▸ **Task to carry out**: Copy all of the records below verbatim.

★ ★ ★

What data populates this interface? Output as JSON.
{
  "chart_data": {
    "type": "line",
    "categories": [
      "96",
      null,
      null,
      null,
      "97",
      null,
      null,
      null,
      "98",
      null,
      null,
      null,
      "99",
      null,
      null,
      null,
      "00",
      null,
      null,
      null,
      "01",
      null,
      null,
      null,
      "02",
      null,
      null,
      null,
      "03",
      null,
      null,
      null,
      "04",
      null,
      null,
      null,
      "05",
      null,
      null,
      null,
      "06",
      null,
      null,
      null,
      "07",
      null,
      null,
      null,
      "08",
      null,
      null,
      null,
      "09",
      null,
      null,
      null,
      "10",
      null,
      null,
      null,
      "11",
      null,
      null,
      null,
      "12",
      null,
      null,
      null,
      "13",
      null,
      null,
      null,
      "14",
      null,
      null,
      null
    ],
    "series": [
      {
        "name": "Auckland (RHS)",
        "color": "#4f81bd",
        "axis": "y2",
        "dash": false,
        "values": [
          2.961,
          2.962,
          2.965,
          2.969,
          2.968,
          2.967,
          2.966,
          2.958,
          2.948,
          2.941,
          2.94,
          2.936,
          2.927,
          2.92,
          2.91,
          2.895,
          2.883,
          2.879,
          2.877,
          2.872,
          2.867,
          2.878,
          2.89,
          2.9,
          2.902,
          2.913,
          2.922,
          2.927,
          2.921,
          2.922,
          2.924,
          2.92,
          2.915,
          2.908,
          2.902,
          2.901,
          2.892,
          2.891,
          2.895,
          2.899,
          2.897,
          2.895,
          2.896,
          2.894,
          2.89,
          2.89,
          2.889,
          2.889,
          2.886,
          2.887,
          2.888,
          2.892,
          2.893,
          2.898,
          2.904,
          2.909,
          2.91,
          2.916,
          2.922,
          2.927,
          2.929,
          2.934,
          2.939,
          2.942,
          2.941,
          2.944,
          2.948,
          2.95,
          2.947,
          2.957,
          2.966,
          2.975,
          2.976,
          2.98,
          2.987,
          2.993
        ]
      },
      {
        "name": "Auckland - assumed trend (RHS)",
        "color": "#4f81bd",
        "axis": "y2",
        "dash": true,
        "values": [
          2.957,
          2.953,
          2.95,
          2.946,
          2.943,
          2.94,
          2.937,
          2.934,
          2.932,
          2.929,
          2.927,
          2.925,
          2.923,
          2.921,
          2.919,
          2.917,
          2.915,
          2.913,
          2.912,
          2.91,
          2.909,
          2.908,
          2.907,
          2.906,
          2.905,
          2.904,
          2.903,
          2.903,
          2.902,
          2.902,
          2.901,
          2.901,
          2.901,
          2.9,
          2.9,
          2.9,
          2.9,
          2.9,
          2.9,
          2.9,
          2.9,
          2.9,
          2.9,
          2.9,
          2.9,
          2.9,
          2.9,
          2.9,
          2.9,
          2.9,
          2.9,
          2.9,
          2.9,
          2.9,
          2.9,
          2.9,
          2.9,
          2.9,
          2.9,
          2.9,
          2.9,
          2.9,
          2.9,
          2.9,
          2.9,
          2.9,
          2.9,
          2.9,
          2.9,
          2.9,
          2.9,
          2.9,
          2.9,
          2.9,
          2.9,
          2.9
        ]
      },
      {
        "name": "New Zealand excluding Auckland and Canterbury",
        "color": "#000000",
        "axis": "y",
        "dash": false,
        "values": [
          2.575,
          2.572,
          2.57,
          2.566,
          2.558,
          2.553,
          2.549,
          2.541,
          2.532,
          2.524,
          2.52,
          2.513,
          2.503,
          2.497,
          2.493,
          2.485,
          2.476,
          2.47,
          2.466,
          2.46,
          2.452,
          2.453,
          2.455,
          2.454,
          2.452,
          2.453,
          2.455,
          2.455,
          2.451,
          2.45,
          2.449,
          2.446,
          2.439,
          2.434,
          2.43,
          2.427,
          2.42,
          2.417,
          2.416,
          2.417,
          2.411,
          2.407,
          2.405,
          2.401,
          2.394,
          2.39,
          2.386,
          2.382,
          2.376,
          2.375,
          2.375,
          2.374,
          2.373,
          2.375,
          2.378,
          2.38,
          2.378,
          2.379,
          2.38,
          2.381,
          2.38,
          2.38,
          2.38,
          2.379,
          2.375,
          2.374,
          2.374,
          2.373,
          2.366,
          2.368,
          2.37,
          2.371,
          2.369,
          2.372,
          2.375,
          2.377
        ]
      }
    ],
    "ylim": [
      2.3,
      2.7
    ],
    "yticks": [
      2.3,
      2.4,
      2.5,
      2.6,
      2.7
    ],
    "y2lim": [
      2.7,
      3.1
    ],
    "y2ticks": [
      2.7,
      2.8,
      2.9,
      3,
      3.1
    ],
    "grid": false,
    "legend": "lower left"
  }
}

★ ★ ★

▸ **Result below**:
What data populates this interface? Output as JSON.
{
  "chart_data": {
    "type": "line",
    "categories": [
      "96",
      null,
      null,
      null,
      "97",
      null,
      null,
      null,
      "98",
      null,
      null,
      null,
      "99",
      null,
      null,
      null,
      "00",
      null,
      null,
      null,
      "01",
      null,
      null,
      null,
      "02",
      null,
      null,
      null,
      "03",
      null,
      null,
      null,
      "04",
      null,
      null,
      null,
      "05",
      null,
      null,
      null,
      "06",
      null,
      null,
      null,
      "07",
      null,
      null,
      null,
      "08",
      null,
      null,
      null,
      "09",
      null,
      null,
      null,
      "10",
      null,
      null,
      null,
      "11",
      null,
      null,
      null,
      "12",
      null,
      null,
      null,
      "13",
      null,
      null,
      null,
      "14",
      null,
      null,
      null
    ],
    "series": [
      {
        "name": "Auckland (RHS)",
        "color": "#4f81bd",
        "axis": "y2",
        "dash": false,
        "values": [
          2.961,
          2.962,
          2.965,
          2.969,
          2.968,
          2.967,
          2.966,
          2.958,
          2.948,
          2.941,
          2.94,
          2.936,
          2.927,
          2.92,
          2.91,
          2.895,
          2.883,
          2.879,
          2.877,
          2.872,
          2.867,
          2.878,
          2.89,
          2.9,
          2.902,
          2.913,
          2.922,
          2.927,
          2.921,
          2.922,
          2.924,
          2.92,
          2.915,
          2.908,
          2.902,
          2.901,
          2.892,
          2.891,
          2.895,
          2.899,
          2.897,
          2.895,
          2.896,
          2.894,
          2.89,
          2.89,
          2.889,
          2.889,
          2.886,
          2.887,
          2.888,
          2.892,
          2.893,
          2.898,
          2.904,
          2.909,
          2.91,
          2.916,
          2.922,
          2.927,
          2.929,
          2.934,
          2.939,
          2.942,
          2.941,
          2.944,
          2.948,
          2.95,
          2.947,
          2.957,
          2.966,
          2.975,
          2.976,
          2.98,
          2.987,
          2.993
        ]
      },
      {
        "name": "Auckland - assumed trend (RHS)",
        "color": "#4f81bd",
        "axis": "y2",
        "dash": true,
        "values": [
          2.957,
          2.953,
          2.95,
          2.946,
          2.943,
          2.94,
          2.937,
          2.934,
          2.932,
          2.929,
          2.927,
          2.925,
          2.923,
          2.921,
          2.919,
          2.917,
          2.915,
          2.913,
          2.912,
          2.91,
          2.909,
          2.908,
          2.907,
          2.906,
          2.905,
          2.904,
          2.903,
          2.903,
          2.902,
          2.902,
          2.901,
          2.901,
          2.901,
          2.9,
          2.9,
          2.9,
          2.9,
          2.9,
          2.9,
          2.9,
          2.9,
          2.9,
          2.9,
          2.9,
          2.9,
          2.9,
          2.9,
          2.9,
          2.9,
          2.9,
          2.9,
          2.9,
          2.9,
          2.9,
          2.9,
          2.9,
          2.9,
          2.9,
          2.9,
          2.9,
          2.9,
          2.9,
          2.9,
          2.9,
          2.9,
          2.9,
          2.9,
          2.9,
          2.9,
          2.9,
          2.9,
          2.9,
          2.9,
          2.9,
          2.9,
          2.9
        ]
      },
      {
        "name": "New Zealand excluding Auckland and Canterbury",
        "color": "#000000",
        "axis": "y",
        "dash": false,
        "values": [
          2.575,
          2.572,
          2.57,
          2.566,
          2.558,
          2.553,
          2.549,
          2.541,
          2.532,
          2.524,
          2.52,
          2.513,
          2.503,
          2.497,
          2.493,
          2.485,
          2.476,
          2.47,
          2.466,
          2.46,
          2.452,
          2.453,
          2.455,
          2.454,
          2.452,
          2.453,
          2.455,
          2.455,
          2.451,
          2.45,
          2.449,
          2.446,
          2.439,
          2.434,
          2.43,
          2.427,
          2.42,
          2.417,
          2.416,
          2.417,
          2.411,
          2.407,
          2.405,
          2.401,
          2.394,
          2.39,
          2.386,
          2.382,
          2.376,
          2.375,
          2.375,
          2.374,
          2.373,
          2.375,
          2.378,
          2.38,
          2.378,
          2.379,
          2.38,
          2.381,
          2.38,
          2.38,
          2.38,
          2.379,
          2.375,
          2.374,
          2.374,
          2.373,
          2.366,
          2.368,
          2.37,
          2.371,
          2.369,
          2.372,
          2.375,
          2.377
        ]
      }
    ],
    "ylim": [
      2.3,
      2.7
    ],
    "yticks": [
      2.3,
      2.4,
      2.5,
      2.6,
      2.7
    ],
    "y2lim": [
      2.7,
      3.1
    ],
    "y2ticks": [
      2.7,
      2.8,
      2.9,
      3,
      3.1
    ],
    "grid": false,
    "legend": "lower left"
  }
}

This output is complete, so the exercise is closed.